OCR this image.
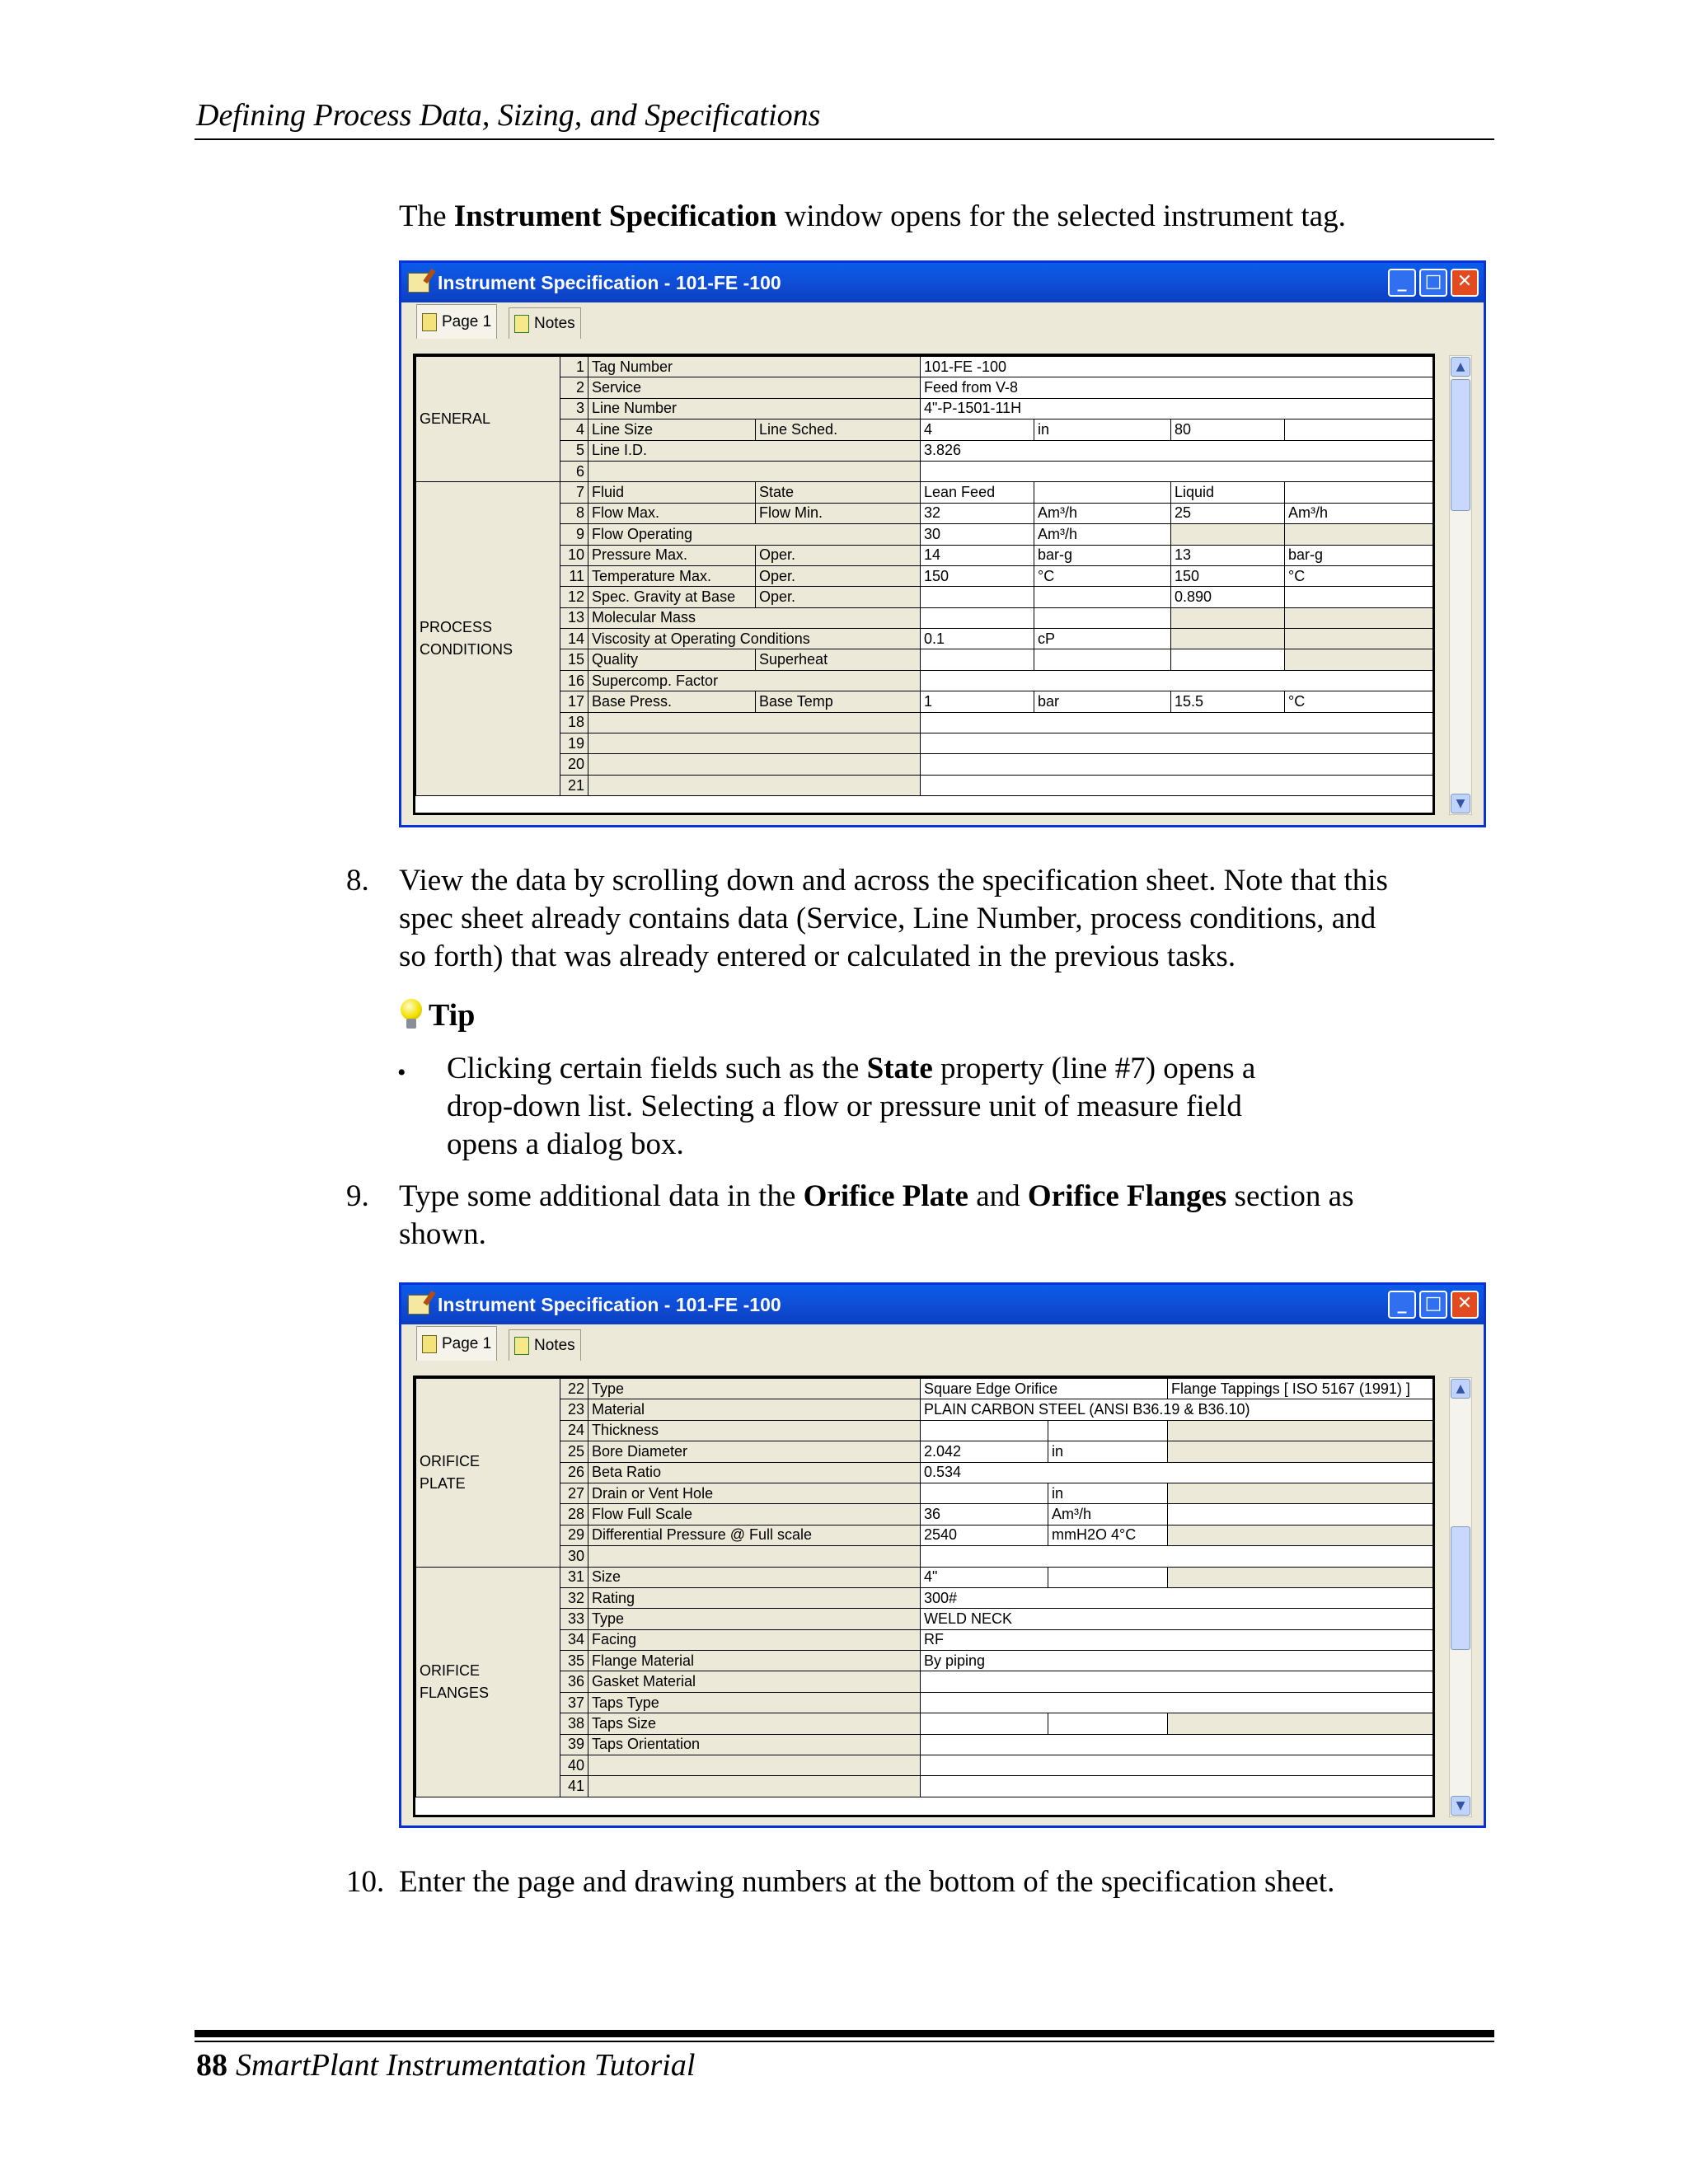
Defining Process Data, Sizing, and Specifications
The Instrument Specification window opens for the selected instrument tag.
Instrument Specification - 101-FE -100	_	□ ✕
Page 1	Notes
GENERAL	1	Tag Number		101-FE -100			
	2	Service		Feed from V-8			
	3	Line Number		4"-P-1501-11H			
	4	Line Size	Line Sched.	4	in	80	
	5	Line I.D.		3.826			
	6						

PROCESS
CONDITIONS	7	Fluid	State	Lean Feed		Liquid	
	8	Flow Max.	Flow Min.	32	Am³/h	25	Am³/h
	9	Flow Operating		30	Am³/h		
	10	Pressure Max.	Oper.	14	bar-g	13	bar-g
	11	Temperature Max.	Oper.	150	°C	150	°C
	12	Spec. Gravity at Base	Oper.			0.890	
	13	Molecular Mass					
	14	Viscosity at Operating Conditions		0.1	cP		
	15	Quality	Superheat				
	16	Supercomp. Factor					
	17	Base Press.	Base Temp	1	bar	15.5	°C
	18						
	19						
	20						
	21						
▲
▼
8. View the data by scrolling down and across the specification sheet. Note that this
spec sheet already contains data (Service, Line Number, process conditions, and
so forth) that was already entered or calculated in the previous tasks.
Tip
• Clicking certain fields such as the State property (line #7) opens a
drop-down list. Selecting a flow or pressure unit of measure field
opens a dialog box.
9. Type some additional data in the Orifice Plate and Orifice Flanges section as
shown.
Instrument Specification - 101-FE -100	_	□ ✕
Page 1	Notes
ORIFICE
PLATE	22	Type	Square Edge Orifice		Flange Tappings [ ISO 5167 (1991) ]	
	23	Material	PLAIN CARBON STEEL (ANSI B36.19 & B36.10)			
	24	Thickness				
	25	Bore Diameter	2.042	in		
	26	Beta Ratio	0.534			
	27	Drain or Vent Hole		in		
	28	Flow Full Scale	36	Am³/h		
	29	Differential Pressure @ Full scale	2540	mmH2O 4°C		
	30					

ORIFICE
FLANGES	31	Size	4"			
	32	Rating	300#			
	33	Type	WELD NECK			
	34	Facing	RF			
	35	Flange Material	By piping			
	36	Gasket Material				
	37	Taps Type				
	38	Taps Size				
	39	Taps Orientation				
	40					
	41					
▲
▼
10. Enter the page and drawing numbers at the bottom of the specification sheet.
88 SmartPlant Instrumentation Tutorial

> _REQUIRED TASK_
Omit pictures; set down the rest of the material word for word.

> _SOLUTION_
OCR this image.
Defining Process Data, Sizing, and Specifications
The Instrument Specification window opens for the selected instrument tag.
Instrument Specification - 101-FE -100	_	□ ✕
Page 1	Notes
GENERAL	1	Tag Number		101-FE -100			
	2	Service		Feed from V-8			
	3	Line Number		4"-P-1501-11H			
	4	Line Size	Line Sched.	4	in	80	
	5	Line I.D.		3.826			
	6						

PROCESS
CONDITIONS	7	Fluid	State	Lean Feed		Liquid	
	8	Flow Max.	Flow Min.	32	Am³/h	25	Am³/h
	9	Flow Operating		30	Am³/h		
	10	Pressure Max.	Oper.	14	bar-g	13	bar-g
	11	Temperature Max.	Oper.	150	°C	150	°C
	12	Spec. Gravity at Base	Oper.			0.890	
	13	Molecular Mass					
	14	Viscosity at Operating Conditions		0.1	cP		
	15	Quality	Superheat				
	16	Supercomp. Factor					
	17	Base Press.	Base Temp	1	bar	15.5	°C
	18						
	19						
	20						
	21						
▲
▼
8. View the data by scrolling down and across the specification sheet. Note that this
spec sheet already contains data (Service, Line Number, process conditions, and
so forth) that was already entered or calculated in the previous tasks.
Tip
• Clicking certain fields such as the State property (line #7) opens a
drop-down list. Selecting a flow or pressure unit of measure field
opens a dialog box.
9. Type some additional data in the Orifice Plate and Orifice Flanges section as
shown.
Instrument Specification - 101-FE -100	_	□ ✕
Page 1	Notes
ORIFICE
PLATE	22	Type	Square Edge Orifice		Flange Tappings [ ISO 5167 (1991) ]	
	23	Material	PLAIN CARBON STEEL (ANSI B36.19 & B36.10)			
	24	Thickness				
	25	Bore Diameter	2.042	in		
	26	Beta Ratio	0.534			
	27	Drain or Vent Hole		in		
	28	Flow Full Scale	36	Am³/h		
	29	Differential Pressure @ Full scale	2540	mmH2O 4°C		
	30					

ORIFICE
FLANGES	31	Size	4"			
	32	Rating	300#			
	33	Type	WELD NECK			
	34	Facing	RF			
	35	Flange Material	By piping			
	36	Gasket Material				
	37	Taps Type				
	38	Taps Size				
	39	Taps Orientation				
	40					
	41					
▲
▼
10. Enter the page and drawing numbers at the bottom of the specification sheet.
88 SmartPlant Instrumentation Tutorial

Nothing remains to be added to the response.